__Written request__:
Can you copy out the data exactly? Leave the images out.

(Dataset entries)
---+---
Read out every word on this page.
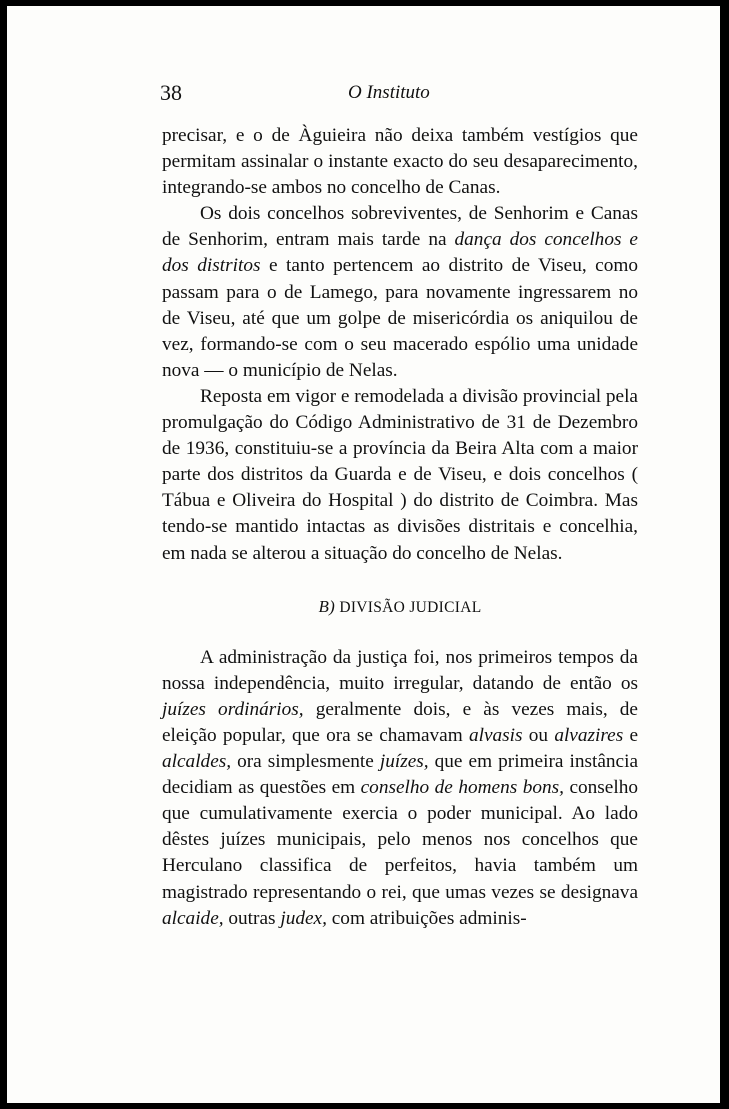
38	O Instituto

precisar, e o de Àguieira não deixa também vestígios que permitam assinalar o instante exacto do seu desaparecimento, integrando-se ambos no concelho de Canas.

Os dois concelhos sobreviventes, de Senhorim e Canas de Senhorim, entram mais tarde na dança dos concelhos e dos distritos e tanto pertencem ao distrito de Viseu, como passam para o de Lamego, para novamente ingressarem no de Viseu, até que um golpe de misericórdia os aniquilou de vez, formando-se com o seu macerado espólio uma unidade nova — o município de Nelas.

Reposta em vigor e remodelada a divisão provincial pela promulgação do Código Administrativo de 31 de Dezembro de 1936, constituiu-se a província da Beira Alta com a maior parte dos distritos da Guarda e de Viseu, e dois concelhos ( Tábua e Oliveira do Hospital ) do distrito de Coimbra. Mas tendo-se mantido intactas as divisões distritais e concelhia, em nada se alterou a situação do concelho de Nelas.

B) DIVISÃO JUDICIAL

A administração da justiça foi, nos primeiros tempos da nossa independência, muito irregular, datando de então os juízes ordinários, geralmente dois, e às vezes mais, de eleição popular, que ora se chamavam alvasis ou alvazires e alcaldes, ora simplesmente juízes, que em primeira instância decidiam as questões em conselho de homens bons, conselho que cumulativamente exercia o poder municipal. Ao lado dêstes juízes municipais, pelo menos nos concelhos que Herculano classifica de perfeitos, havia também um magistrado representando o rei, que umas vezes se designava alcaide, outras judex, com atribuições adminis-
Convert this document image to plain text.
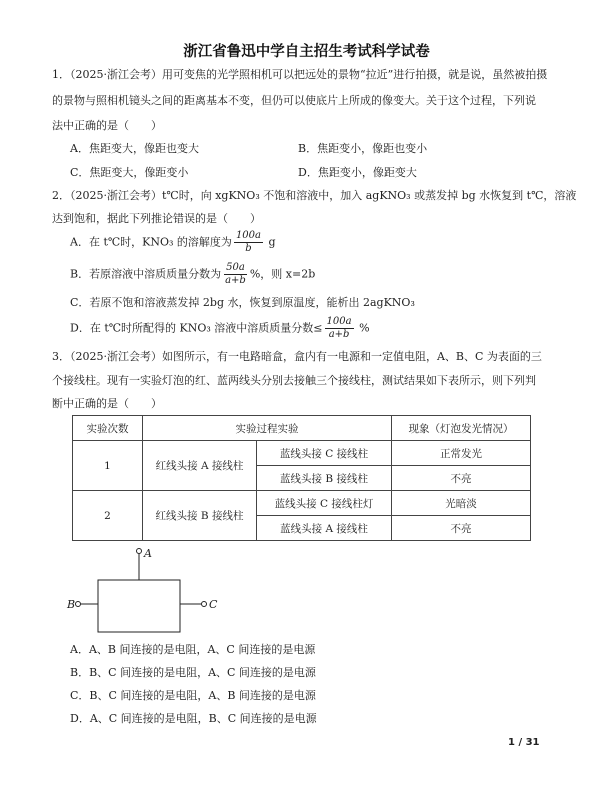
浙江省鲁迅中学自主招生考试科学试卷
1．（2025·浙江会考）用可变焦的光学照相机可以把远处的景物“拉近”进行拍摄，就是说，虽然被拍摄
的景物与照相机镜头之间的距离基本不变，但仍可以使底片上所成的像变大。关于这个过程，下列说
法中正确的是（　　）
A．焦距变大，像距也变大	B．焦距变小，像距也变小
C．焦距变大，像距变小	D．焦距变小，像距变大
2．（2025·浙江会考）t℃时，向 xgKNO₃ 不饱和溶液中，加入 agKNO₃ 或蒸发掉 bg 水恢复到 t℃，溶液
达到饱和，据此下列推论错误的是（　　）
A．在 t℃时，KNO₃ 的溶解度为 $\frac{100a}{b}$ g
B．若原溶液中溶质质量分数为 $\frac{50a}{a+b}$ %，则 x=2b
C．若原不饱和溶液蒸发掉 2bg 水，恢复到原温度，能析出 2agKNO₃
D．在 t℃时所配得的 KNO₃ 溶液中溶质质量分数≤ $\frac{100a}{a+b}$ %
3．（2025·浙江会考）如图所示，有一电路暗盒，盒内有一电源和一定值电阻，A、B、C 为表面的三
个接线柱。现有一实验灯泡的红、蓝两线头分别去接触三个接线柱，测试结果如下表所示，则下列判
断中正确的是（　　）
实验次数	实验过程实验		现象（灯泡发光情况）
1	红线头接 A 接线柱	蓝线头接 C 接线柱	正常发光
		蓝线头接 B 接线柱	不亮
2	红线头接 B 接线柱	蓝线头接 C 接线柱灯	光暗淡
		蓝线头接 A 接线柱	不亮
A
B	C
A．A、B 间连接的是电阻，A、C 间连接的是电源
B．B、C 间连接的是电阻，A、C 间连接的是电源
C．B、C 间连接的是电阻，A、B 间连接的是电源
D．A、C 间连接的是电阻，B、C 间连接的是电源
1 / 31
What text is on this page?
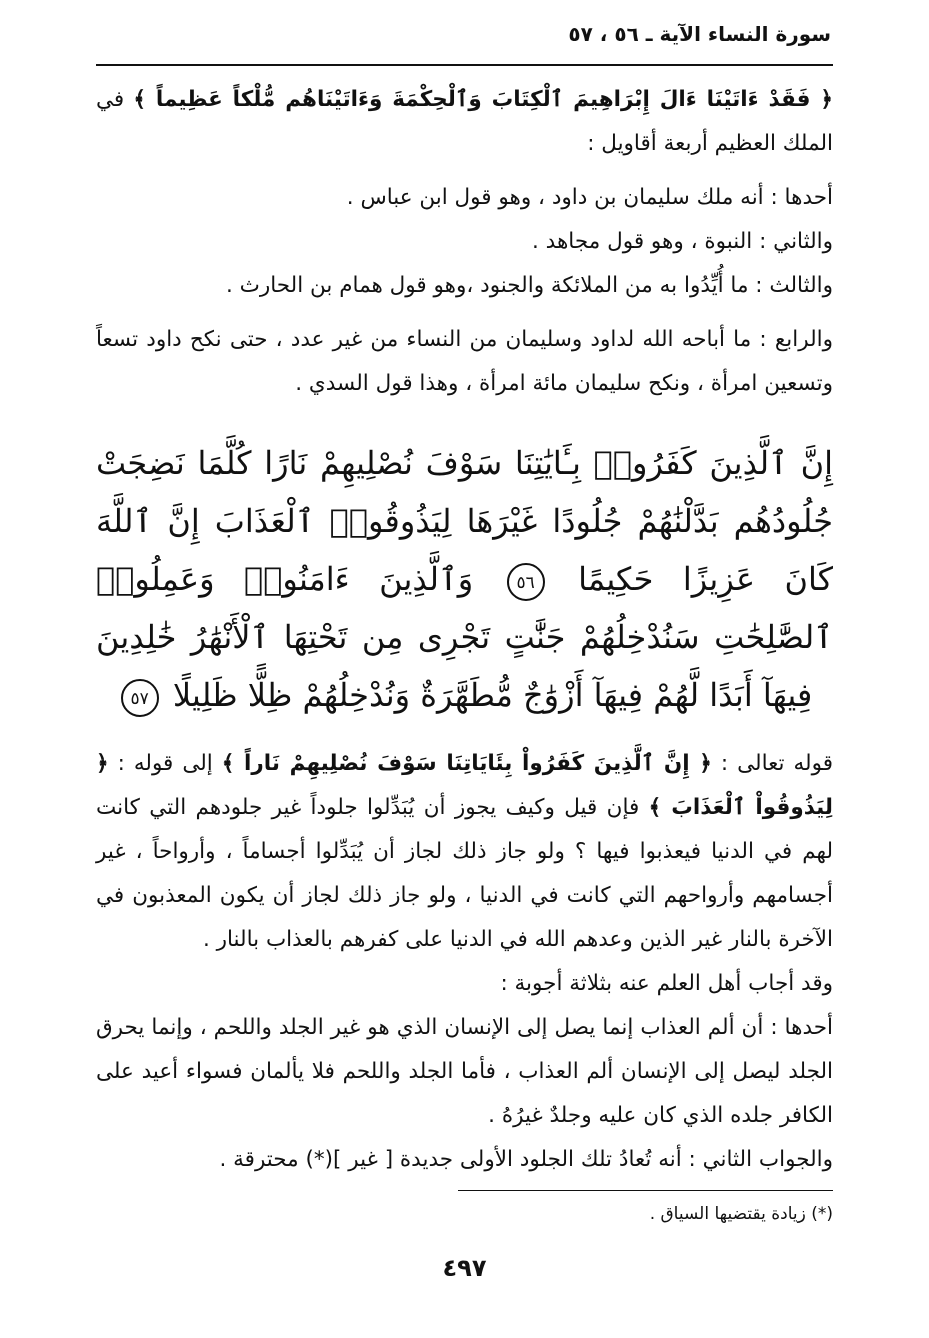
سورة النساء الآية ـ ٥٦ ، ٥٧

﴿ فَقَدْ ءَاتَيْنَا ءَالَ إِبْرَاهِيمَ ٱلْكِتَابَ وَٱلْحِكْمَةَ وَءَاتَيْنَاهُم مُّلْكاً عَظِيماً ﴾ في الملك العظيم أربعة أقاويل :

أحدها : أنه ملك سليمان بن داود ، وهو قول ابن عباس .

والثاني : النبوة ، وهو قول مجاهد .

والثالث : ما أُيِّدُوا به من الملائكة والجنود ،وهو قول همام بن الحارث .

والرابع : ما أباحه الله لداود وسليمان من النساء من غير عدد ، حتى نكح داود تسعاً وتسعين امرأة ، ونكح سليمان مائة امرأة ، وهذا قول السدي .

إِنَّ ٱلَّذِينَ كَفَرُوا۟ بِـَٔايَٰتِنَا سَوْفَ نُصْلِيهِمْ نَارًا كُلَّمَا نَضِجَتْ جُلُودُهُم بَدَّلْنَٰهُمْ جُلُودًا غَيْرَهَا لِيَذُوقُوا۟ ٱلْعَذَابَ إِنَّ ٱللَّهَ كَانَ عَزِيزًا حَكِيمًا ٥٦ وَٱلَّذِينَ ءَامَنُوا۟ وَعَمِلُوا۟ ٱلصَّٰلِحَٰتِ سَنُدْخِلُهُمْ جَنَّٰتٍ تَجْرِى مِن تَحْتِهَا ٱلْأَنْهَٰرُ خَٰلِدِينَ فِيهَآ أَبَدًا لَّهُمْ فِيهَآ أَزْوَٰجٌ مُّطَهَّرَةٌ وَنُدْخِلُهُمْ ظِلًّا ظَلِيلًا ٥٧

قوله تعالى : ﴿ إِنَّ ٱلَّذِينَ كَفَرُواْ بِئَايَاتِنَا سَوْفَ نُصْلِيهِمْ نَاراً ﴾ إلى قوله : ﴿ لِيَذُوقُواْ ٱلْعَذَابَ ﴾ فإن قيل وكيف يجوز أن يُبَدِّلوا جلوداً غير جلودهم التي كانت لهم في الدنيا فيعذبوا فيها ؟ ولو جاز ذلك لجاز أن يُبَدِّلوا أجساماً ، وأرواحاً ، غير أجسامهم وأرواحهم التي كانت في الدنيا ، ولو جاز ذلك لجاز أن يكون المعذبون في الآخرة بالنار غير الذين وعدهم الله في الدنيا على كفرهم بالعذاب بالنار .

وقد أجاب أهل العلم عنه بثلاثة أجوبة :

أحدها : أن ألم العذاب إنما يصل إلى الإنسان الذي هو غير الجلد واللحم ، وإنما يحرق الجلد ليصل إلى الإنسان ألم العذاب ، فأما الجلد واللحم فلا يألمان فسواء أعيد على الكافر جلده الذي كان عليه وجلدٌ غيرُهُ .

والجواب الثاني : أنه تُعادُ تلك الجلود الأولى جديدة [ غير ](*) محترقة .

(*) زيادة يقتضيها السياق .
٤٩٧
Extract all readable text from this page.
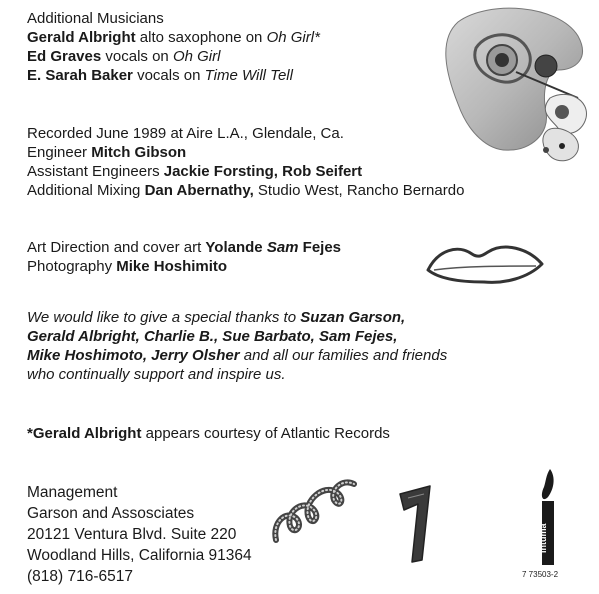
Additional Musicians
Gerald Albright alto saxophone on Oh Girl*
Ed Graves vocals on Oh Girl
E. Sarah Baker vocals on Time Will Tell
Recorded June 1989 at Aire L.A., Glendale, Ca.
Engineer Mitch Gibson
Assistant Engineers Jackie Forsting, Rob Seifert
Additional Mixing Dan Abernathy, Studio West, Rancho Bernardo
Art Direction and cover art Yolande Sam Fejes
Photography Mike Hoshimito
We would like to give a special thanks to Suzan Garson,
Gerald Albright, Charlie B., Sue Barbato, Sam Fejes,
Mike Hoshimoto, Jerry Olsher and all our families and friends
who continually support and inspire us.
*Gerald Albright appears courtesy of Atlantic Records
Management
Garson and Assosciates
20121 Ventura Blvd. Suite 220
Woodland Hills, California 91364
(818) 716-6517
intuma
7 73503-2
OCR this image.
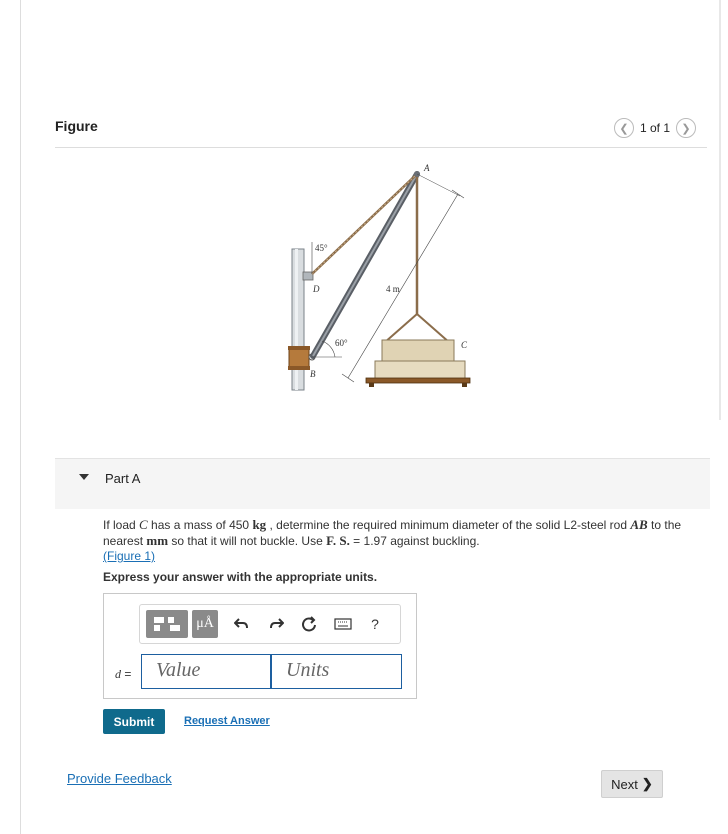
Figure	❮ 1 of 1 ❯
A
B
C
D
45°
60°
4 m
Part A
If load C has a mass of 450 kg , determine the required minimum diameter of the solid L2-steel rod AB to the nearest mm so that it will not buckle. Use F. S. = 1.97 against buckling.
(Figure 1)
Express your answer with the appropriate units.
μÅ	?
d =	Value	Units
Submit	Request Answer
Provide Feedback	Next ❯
---+---
__Answer for this exercise__:
Read out every word on this page.
38	O Instituto

precisar, e o de Àguieira não deixa também vestígios que permitam assinalar o instante exacto do seu desaparecimento, integrando-se ambos no concelho de Canas.

Os dois concelhos sobreviventes, de Senhorim e Canas de Senhorim, entram mais tarde na dança dos concelhos e dos distritos e tanto pertencem ao distrito de Viseu, como passam para o de Lamego, para novamente ingressarem no de Viseu, até que um golpe de misericórdia os aniquilou de vez, formando-se com o seu macerado espólio uma unidade nova — o município de Nelas.

Reposta em vigor e remodelada a divisão provincial pela promulgação do Código Administrativo de 31 de Dezembro de 1936, constituiu-se a província da Beira Alta com a maior parte dos distritos da Guarda e de Viseu, e dois concelhos ( Tábua e Oliveira do Hospital ) do distrito de Coimbra. Mas tendo-se mantido intactas as divisões distritais e concelhia, em nada se alterou a situação do concelho de Nelas.

B) DIVISÃO JUDICIAL

A administração da justiça foi, nos primeiros tempos da nossa independência, muito irregular, datando de então os juízes ordinários, geralmente dois, e às vezes mais, de eleição popular, que ora se chamavam alvasis ou alvazires e alcaldes, ora simplesmente juízes, que em primeira instância decidiam as questões em conselho de homens bons, conselho que cumulativamente exercia o poder municipal. Ao lado dêstes juízes municipais, pelo menos nos concelhos que Herculano classifica de perfeitos, havia também um magistrado representando o rei, que umas vezes se designava alcaide, outras judex, com atribuições adminis-
Convert this document image to plain text.
浙江省鲁迅中学自主招生考试科学试卷
1．（2025·浙江会考）用可变焦的光学照相机可以把远处的景物“拉近”进行拍摄，就是说，虽然被拍摄
的景物与照相机镜头之间的距离基本不变，但仍可以使底片上所成的像变大。关于这个过程，下列说
法中正确的是（　　）
A．焦距变大，像距也变大	B．焦距变小，像距也变小
C．焦距变大，像距变小	D．焦距变小，像距变大
2．（2025·浙江会考）t℃时，向 xgKNO₃ 不饱和溶液中，加入 agKNO₃ 或蒸发掉 bg 水恢复到 t℃，溶液
达到饱和，据此下列推论错误的是（　　）
A．在 t℃时，KNO₃ 的溶解度为 $\frac{100a}{b}$ g
B．若原溶液中溶质质量分数为 $\frac{50a}{a+b}$ %，则 x=2b
C．若原不饱和溶液蒸发掉 2bg 水，恢复到原温度，能析出 2agKNO₃
D．在 t℃时所配得的 KNO₃ 溶液中溶质质量分数≤ $\frac{100a}{a+b}$ %
3．（2025·浙江会考）如图所示，有一电路暗盒，盒内有一电源和一定值电阻，A、B、C 为表面的三
个接线柱。现有一实验灯泡的红、蓝两线头分别去接触三个接线柱，测试结果如下表所示，则下列判
断中正确的是（　　）
实验次数	实验过程实验		现象（灯泡发光情况）
1	红线头接 A 接线柱	蓝线头接 C 接线柱	正常发光
		蓝线头接 B 接线柱	不亮
2	红线头接 B 接线柱	蓝线头接 C 接线柱灯	光暗淡
		蓝线头接 A 接线柱	不亮
A
B	C
A．A、B 间连接的是电阻，A、C 间连接的是电源
B．B、C 间连接的是电阻，A、C 间连接的是电源
C．B、C 间连接的是电阻，A、B 间连接的是电源
D．A、C 间连接的是电阻，B、C 间连接的是电源
1 / 31
What text is on this page?
سورة النساء الآية ـ ٥٦ ، ٥٧

﴿ فَقَدْ ءَاتَيْنَا ءَالَ إِبْرَاهِيمَ ٱلْكِتَابَ وَٱلْحِكْمَةَ وَءَاتَيْنَاهُم مُّلْكاً عَظِيماً ﴾ في الملك العظيم أربعة أقاويل :

أحدها : أنه ملك سليمان بن داود ، وهو قول ابن عباس .

والثاني : النبوة ، وهو قول مجاهد .

والثالث : ما أُيِّدُوا به من الملائكة والجنود ،وهو قول همام بن الحارث .

والرابع : ما أباحه الله لداود وسليمان من النساء من غير عدد ، حتى نكح داود تسعاً وتسعين امرأة ، ونكح سليمان مائة امرأة ، وهذا قول السدي .

إِنَّ ٱلَّذِينَ كَفَرُوا۟ بِـَٔايَٰتِنَا سَوْفَ نُصْلِيهِمْ نَارًا كُلَّمَا نَضِجَتْ جُلُودُهُم بَدَّلْنَٰهُمْ جُلُودًا غَيْرَهَا لِيَذُوقُوا۟ ٱلْعَذَابَ إِنَّ ٱللَّهَ كَانَ عَزِيزًا حَكِيمًا ٥٦ وَٱلَّذِينَ ءَامَنُوا۟ وَعَمِلُوا۟ ٱلصَّٰلِحَٰتِ سَنُدْخِلُهُمْ جَنَّٰتٍ تَجْرِى مِن تَحْتِهَا ٱلْأَنْهَٰرُ خَٰلِدِينَ فِيهَآ أَبَدًا لَّهُمْ فِيهَآ أَزْوَٰجٌ مُّطَهَّرَةٌ وَنُدْخِلُهُمْ ظِلًّا ظَلِيلًا ٥٧

قوله تعالى : ﴿ إِنَّ ٱلَّذِينَ كَفَرُواْ بِئَايَاتِنَا سَوْفَ نُصْلِيهِمْ نَاراً ﴾ إلى قوله : ﴿ لِيَذُوقُواْ ٱلْعَذَابَ ﴾ فإن قيل وكيف يجوز أن يُبَدِّلوا جلوداً غير جلودهم التي كانت لهم في الدنيا فيعذبوا فيها ؟ ولو جاز ذلك لجاز أن يُبَدِّلوا أجساماً ، وأرواحاً ، غير أجسامهم وأرواحهم التي كانت في الدنيا ، ولو جاز ذلك لجاز أن يكون المعذبون في الآخرة بالنار غير الذين وعدهم الله في الدنيا على كفرهم بالعذاب بالنار .

وقد أجاب أهل العلم عنه بثلاثة أجوبة :

أحدها : أن ألم العذاب إنما يصل إلى الإنسان الذي هو غير الجلد واللحم ، وإنما يحرق الجلد ليصل إلى الإنسان ألم العذاب ، فأما الجلد واللحم فلا يألمان فسواء أعيد على الكافر جلده الذي كان عليه وجلدٌ غيرُهُ .

والجواب الثاني : أنه تُعادُ تلك الجلود الأولى جديدة [ غير ](*) محترقة .

(*) زيادة يقتضيها السياق .
٤٩٧
Extract all readable text from this page.
Additional Musicians
Gerald Albright alto saxophone on Oh Girl*
Ed Graves vocals on Oh Girl
E. Sarah Baker vocals on Time Will Tell
Recorded June 1989 at Aire L.A., Glendale, Ca.
Engineer Mitch Gibson
Assistant Engineers Jackie Forsting, Rob Seifert
Additional Mixing Dan Abernathy, Studio West, Rancho Bernardo
Art Direction and cover art Yolande Sam Fejes
Photography Mike Hoshimito
We would like to give a special thanks to Suzan Garson,
Gerald Albright, Charlie B., Sue Barbato, Sam Fejes,
Mike Hoshimoto, Jerry Olsher and all our families and friends
who continually support and inspire us.
*Gerald Albright appears courtesy of Atlantic Records
Management
Garson and Assosciates
20121 Ventura Blvd. Suite 220
Woodland Hills, California 91364
(818) 716-6517
intuma
7 73503-2
OCR this image.
Figure	❮ 1 of 1 ❯
A
B
C
D
45°
60°
4 m
Part A
If load C has a mass of 450 kg , determine the required minimum diameter of the solid L2-steel rod AB to the nearest mm so that it will not buckle. Use F. S. = 1.97 against buckling.
(Figure 1)
Express your answer with the appropriate units.
μÅ	?
d =	Value	Units
Submit	Request Answer
Provide Feedback	Next ❯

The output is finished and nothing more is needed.